Figure record extracts
+---+

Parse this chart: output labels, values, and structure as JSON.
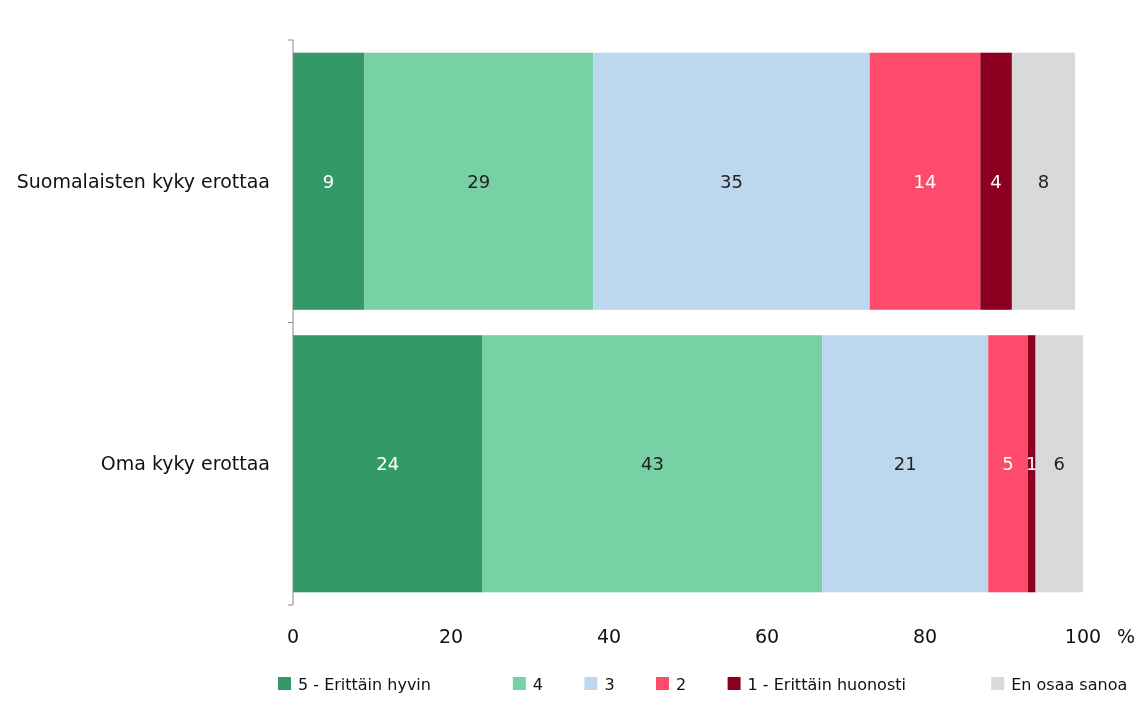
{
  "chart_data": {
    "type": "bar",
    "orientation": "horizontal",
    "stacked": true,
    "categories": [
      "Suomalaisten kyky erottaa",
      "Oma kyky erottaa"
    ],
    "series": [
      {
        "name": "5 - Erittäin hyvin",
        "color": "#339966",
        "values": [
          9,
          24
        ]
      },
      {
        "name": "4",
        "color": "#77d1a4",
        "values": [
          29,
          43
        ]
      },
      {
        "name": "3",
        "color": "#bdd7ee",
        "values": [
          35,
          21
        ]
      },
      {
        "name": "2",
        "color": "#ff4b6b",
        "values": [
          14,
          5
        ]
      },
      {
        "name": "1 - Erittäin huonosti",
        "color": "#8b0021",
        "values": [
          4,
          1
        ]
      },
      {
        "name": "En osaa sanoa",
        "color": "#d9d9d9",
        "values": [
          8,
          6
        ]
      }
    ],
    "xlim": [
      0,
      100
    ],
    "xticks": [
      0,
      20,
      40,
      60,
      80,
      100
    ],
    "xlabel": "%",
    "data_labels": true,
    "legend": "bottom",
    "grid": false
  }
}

+---+

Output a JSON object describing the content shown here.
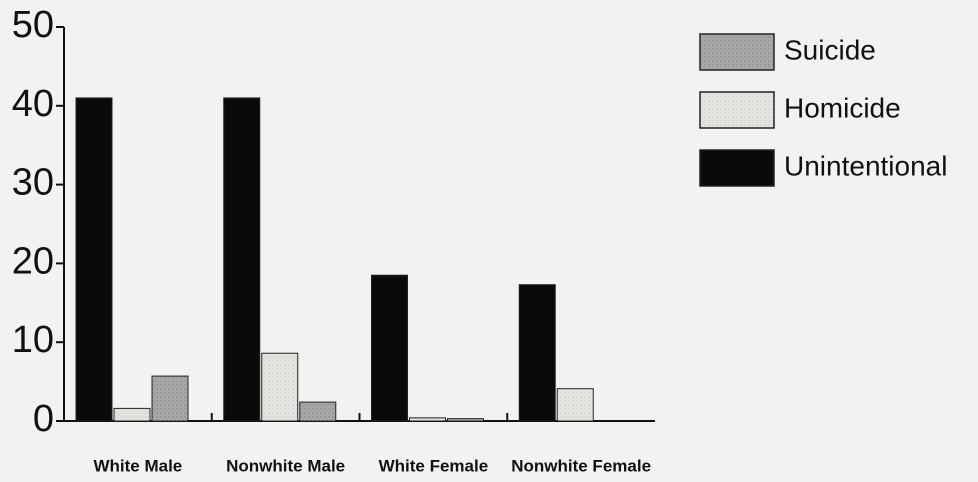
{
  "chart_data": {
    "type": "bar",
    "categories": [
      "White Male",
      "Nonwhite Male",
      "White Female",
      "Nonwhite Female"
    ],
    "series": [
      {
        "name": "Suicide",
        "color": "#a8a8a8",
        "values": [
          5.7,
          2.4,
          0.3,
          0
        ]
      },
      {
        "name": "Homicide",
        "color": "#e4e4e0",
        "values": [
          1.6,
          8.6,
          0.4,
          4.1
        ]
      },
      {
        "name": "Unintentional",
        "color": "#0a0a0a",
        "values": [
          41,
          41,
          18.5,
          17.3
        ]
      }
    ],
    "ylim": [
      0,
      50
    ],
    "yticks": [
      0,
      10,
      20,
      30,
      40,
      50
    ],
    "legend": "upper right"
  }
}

+---+

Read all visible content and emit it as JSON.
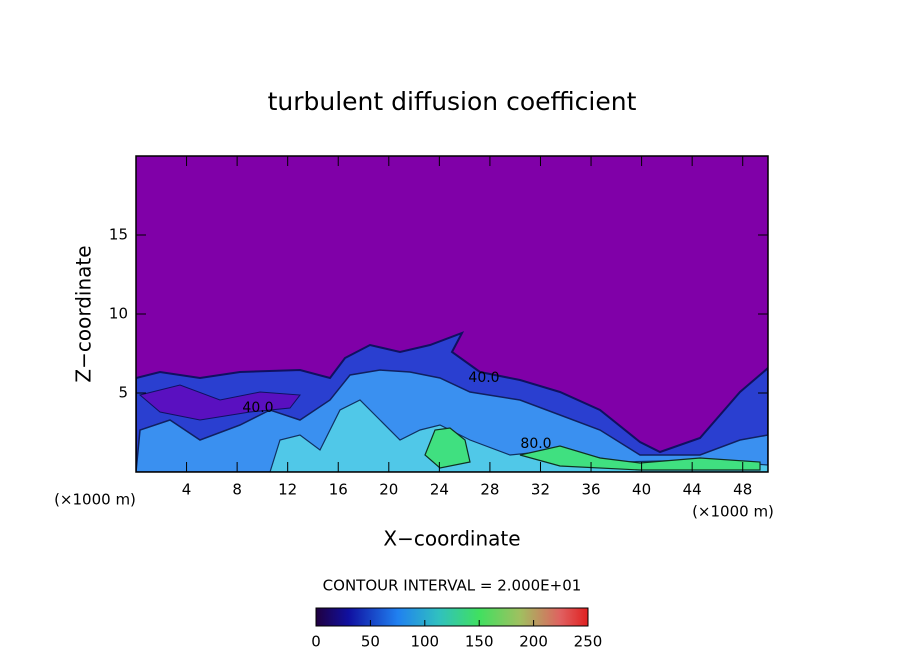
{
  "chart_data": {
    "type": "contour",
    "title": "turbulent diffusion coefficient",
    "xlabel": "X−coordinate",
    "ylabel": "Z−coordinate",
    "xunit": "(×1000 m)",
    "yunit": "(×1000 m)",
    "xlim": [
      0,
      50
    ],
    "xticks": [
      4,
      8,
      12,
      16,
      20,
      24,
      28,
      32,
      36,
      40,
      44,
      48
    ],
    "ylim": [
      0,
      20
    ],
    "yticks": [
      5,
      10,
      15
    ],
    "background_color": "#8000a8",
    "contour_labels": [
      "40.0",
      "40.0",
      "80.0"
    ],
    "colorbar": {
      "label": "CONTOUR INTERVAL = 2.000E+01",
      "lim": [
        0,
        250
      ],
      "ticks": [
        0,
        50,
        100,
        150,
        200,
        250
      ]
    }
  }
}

+---+

Where does the word "JSON" appear? Return each line that holds it.

Parse this chart: output labels, values, and structure as JSON.
Output a JSON object describing the content shown here.
Read all visible content and emit it as JSON.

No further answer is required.